START Input

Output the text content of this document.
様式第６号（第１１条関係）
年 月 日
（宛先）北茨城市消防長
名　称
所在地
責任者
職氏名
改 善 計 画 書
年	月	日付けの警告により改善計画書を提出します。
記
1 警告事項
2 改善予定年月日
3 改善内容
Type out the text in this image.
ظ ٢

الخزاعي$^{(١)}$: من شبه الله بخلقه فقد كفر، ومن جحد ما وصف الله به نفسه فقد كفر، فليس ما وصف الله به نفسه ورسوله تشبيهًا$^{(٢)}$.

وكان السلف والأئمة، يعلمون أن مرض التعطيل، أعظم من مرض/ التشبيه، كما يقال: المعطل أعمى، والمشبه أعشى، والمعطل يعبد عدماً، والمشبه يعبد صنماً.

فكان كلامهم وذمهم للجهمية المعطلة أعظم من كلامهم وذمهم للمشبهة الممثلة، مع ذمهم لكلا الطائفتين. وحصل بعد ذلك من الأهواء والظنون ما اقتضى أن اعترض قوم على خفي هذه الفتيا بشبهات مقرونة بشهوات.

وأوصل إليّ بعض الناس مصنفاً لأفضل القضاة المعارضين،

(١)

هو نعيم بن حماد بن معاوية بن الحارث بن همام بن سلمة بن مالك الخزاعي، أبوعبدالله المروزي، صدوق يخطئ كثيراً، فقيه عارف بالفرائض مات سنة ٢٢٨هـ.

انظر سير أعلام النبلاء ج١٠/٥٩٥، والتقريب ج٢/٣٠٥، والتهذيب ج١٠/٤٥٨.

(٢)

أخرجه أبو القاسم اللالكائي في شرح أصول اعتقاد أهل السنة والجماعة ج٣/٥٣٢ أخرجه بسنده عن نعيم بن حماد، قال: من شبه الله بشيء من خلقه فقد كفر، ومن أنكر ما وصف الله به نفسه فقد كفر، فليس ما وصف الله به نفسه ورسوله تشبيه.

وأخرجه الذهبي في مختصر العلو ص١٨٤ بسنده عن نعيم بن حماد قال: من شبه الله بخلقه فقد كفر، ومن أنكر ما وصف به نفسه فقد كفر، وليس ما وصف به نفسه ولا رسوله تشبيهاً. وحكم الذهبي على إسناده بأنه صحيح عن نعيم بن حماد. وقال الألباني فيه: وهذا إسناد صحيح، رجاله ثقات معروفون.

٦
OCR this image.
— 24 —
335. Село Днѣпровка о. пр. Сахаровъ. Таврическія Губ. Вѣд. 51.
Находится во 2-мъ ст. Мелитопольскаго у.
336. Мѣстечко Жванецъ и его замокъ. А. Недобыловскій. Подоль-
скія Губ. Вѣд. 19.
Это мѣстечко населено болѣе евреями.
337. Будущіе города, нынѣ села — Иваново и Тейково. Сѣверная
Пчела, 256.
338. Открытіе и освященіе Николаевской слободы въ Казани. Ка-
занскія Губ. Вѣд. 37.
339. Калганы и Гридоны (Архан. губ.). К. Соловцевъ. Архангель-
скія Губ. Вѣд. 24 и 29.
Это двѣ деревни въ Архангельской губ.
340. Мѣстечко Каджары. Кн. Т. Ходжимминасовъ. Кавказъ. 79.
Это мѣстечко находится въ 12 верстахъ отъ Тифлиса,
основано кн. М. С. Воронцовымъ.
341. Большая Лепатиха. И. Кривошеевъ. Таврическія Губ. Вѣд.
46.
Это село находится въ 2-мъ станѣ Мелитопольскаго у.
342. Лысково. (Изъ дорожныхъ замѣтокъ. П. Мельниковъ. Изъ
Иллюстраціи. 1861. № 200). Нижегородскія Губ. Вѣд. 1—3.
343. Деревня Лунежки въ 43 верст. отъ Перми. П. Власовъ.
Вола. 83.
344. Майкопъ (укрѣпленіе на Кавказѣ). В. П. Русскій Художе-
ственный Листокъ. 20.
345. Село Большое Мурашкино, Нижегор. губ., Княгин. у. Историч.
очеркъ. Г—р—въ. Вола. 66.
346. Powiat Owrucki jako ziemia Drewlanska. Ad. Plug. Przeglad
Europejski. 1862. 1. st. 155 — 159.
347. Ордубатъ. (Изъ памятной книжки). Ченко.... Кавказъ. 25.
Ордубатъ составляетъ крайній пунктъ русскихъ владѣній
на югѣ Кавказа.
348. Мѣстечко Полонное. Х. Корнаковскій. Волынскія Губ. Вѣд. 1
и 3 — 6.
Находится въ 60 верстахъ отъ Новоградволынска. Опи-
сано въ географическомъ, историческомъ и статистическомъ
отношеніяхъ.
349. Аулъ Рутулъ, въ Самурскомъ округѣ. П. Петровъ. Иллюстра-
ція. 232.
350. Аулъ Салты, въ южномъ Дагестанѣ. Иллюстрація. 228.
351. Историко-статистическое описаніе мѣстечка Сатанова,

END Input

§ Problem statement:
Copy out all the entries shown above, character for character.

§ Expected answer:
Output the text content of this document.
様式第６号（第１１条関係）
年 月 日
（宛先）北茨城市消防長
名　称
所在地
責任者
職氏名
改 善 計 画 書
年	月	日付けの警告により改善計画書を提出します。
記
1 警告事項
2 改善予定年月日
3 改善内容
Type out the text in this image.
ظ ٢

الخزاعي$^{(١)}$: من شبه الله بخلقه فقد كفر، ومن جحد ما وصف الله به نفسه فقد كفر، فليس ما وصف الله به نفسه ورسوله تشبيهًا$^{(٢)}$.

وكان السلف والأئمة، يعلمون أن مرض التعطيل، أعظم من مرض/ التشبيه، كما يقال: المعطل أعمى، والمشبه أعشى، والمعطل يعبد عدماً، والمشبه يعبد صنماً.

فكان كلامهم وذمهم للجهمية المعطلة أعظم من كلامهم وذمهم للمشبهة الممثلة، مع ذمهم لكلا الطائفتين. وحصل بعد ذلك من الأهواء والظنون ما اقتضى أن اعترض قوم على خفي هذه الفتيا بشبهات مقرونة بشهوات.

وأوصل إليّ بعض الناس مصنفاً لأفضل القضاة المعارضين،

(١)

هو نعيم بن حماد بن معاوية بن الحارث بن همام بن سلمة بن مالك الخزاعي، أبوعبدالله المروزي، صدوق يخطئ كثيراً، فقيه عارف بالفرائض مات سنة ٢٢٨هـ.

انظر سير أعلام النبلاء ج١٠/٥٩٥، والتقريب ج٢/٣٠٥، والتهذيب ج١٠/٤٥٨.

(٢)

أخرجه أبو القاسم اللالكائي في شرح أصول اعتقاد أهل السنة والجماعة ج٣/٥٣٢ أخرجه بسنده عن نعيم بن حماد، قال: من شبه الله بشيء من خلقه فقد كفر، ومن أنكر ما وصف الله به نفسه فقد كفر، فليس ما وصف الله به نفسه ورسوله تشبيه.

وأخرجه الذهبي في مختصر العلو ص١٨٤ بسنده عن نعيم بن حماد قال: من شبه الله بخلقه فقد كفر، ومن أنكر ما وصف به نفسه فقد كفر، وليس ما وصف به نفسه ولا رسوله تشبيهاً. وحكم الذهبي على إسناده بأنه صحيح عن نعيم بن حماد. وقال الألباني فيه: وهذا إسناد صحيح، رجاله ثقات معروفون.

٦
OCR this image.
— 24 —
335. Село Днѣпровка о. пр. Сахаровъ. Таврическія Губ. Вѣд. 51.
Находится во 2-мъ ст. Мелитопольскаго у.
336. Мѣстечко Жванецъ и его замокъ. А. Недобыловскій. Подоль-
скія Губ. Вѣд. 19.
Это мѣстечко населено болѣе евреями.
337. Будущіе города, нынѣ села — Иваново и Тейково. Сѣверная
Пчела, 256.
338. Открытіе и освященіе Николаевской слободы въ Казани. Ка-
занскія Губ. Вѣд. 37.
339. Калганы и Гридоны (Архан. губ.). К. Соловцевъ. Архангель-
скія Губ. Вѣд. 24 и 29.
Это двѣ деревни въ Архангельской губ.
340. Мѣстечко Каджары. Кн. Т. Ходжимминасовъ. Кавказъ. 79.
Это мѣстечко находится въ 12 верстахъ отъ Тифлиса,
основано кн. М. С. Воронцовымъ.
341. Большая Лепатиха. И. Кривошеевъ. Таврическія Губ. Вѣд.
46.
Это село находится въ 2-мъ станѣ Мелитопольскаго у.
342. Лысково. (Изъ дорожныхъ замѣтокъ. П. Мельниковъ. Изъ
Иллюстраціи. 1861. № 200). Нижегородскія Губ. Вѣд. 1—3.
343. Деревня Лунежки въ 43 верст. отъ Перми. П. Власовъ.
Вола. 83.
344. Майкопъ (укрѣпленіе на Кавказѣ). В. П. Русскій Художе-
ственный Листокъ. 20.
345. Село Большое Мурашкино, Нижегор. губ., Княгин. у. Историч.
очеркъ. Г—р—въ. Вола. 66.
346. Powiat Owrucki jako ziemia Drewlanska. Ad. Plug. Przeglad
Europejski. 1862. 1. st. 155 — 159.
347. Ордубатъ. (Изъ памятной книжки). Ченко.... Кавказъ. 25.
Ордубатъ составляетъ крайній пунктъ русскихъ владѣній
на югѣ Кавказа.
348. Мѣстечко Полонное. Х. Корнаковскій. Волынскія Губ. Вѣд. 1
и 3 — 6.
Находится въ 60 верстахъ отъ Новоградволынска. Опи-
сано въ географическомъ, историческомъ и статистическомъ
отношеніяхъ.
349. Аулъ Рутулъ, въ Самурскомъ округѣ. П. Петровъ. Иллюстра-
ція. 232.
350. Аулъ Салты, въ южномъ Дагестанѣ. Иллюстрація. 228.
351. Историко-статистическое описаніе мѣстечка Сатанова,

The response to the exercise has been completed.